■ Assignment
Your answer must be every line of the data that holds the string "mixing".

• • • •

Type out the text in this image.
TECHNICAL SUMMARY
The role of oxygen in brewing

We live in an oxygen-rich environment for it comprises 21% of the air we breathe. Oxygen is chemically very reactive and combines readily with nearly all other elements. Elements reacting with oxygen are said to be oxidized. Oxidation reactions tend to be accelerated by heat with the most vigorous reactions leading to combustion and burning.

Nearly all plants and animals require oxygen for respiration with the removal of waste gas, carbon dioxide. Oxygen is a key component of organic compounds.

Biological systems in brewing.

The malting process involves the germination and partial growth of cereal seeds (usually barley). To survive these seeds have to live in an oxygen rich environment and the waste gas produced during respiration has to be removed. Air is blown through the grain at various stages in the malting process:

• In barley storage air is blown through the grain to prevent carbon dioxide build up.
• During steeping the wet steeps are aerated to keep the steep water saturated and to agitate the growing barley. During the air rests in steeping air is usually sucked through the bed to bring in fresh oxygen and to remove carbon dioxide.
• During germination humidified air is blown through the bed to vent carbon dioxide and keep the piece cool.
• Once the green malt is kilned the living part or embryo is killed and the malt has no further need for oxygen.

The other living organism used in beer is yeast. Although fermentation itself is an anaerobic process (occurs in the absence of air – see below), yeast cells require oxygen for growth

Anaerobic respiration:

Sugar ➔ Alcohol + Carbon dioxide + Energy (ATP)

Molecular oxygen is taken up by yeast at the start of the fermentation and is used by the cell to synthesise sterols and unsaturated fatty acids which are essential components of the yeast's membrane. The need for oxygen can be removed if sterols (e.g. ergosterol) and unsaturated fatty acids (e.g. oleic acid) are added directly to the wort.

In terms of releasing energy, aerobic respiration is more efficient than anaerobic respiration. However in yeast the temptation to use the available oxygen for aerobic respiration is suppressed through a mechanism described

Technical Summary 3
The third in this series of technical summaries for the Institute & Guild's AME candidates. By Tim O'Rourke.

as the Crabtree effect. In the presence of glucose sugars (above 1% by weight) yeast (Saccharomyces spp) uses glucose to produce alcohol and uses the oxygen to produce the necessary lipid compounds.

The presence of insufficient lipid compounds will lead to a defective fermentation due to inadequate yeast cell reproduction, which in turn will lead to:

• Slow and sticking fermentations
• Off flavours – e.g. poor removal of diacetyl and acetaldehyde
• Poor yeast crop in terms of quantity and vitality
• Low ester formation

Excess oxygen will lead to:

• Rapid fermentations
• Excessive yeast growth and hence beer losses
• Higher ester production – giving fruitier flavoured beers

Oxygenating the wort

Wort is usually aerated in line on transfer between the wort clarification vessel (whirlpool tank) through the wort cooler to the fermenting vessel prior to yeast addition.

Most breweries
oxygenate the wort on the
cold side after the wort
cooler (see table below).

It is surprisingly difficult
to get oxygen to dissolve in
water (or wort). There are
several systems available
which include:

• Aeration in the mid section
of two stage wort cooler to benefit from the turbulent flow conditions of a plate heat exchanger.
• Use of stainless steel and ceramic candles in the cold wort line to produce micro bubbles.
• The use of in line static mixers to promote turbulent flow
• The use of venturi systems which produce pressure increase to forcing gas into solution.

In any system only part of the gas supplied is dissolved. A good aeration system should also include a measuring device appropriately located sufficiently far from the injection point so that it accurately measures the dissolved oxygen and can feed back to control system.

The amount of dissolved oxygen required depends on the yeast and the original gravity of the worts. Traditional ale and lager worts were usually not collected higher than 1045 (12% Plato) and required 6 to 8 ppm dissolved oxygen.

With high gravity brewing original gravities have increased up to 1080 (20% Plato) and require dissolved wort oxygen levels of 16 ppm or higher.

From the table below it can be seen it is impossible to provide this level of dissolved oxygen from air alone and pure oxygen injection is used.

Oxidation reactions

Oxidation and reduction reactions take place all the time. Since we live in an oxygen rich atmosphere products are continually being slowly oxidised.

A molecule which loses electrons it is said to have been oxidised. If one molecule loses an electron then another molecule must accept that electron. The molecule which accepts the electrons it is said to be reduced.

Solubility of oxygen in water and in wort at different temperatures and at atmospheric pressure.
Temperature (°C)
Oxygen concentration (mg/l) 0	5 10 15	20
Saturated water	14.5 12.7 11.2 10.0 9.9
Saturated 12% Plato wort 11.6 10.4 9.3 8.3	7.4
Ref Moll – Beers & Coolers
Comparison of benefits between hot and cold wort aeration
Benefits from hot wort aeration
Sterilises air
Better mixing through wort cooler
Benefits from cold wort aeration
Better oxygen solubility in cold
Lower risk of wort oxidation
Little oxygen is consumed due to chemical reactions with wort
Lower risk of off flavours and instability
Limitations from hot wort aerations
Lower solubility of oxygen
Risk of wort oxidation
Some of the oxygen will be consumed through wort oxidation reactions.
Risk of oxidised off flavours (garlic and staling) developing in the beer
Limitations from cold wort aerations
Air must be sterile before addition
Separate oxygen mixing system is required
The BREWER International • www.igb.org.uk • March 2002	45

• • • •

■ Exercise result
Better mixing through wort cooler
Separate oxygen mixing system is required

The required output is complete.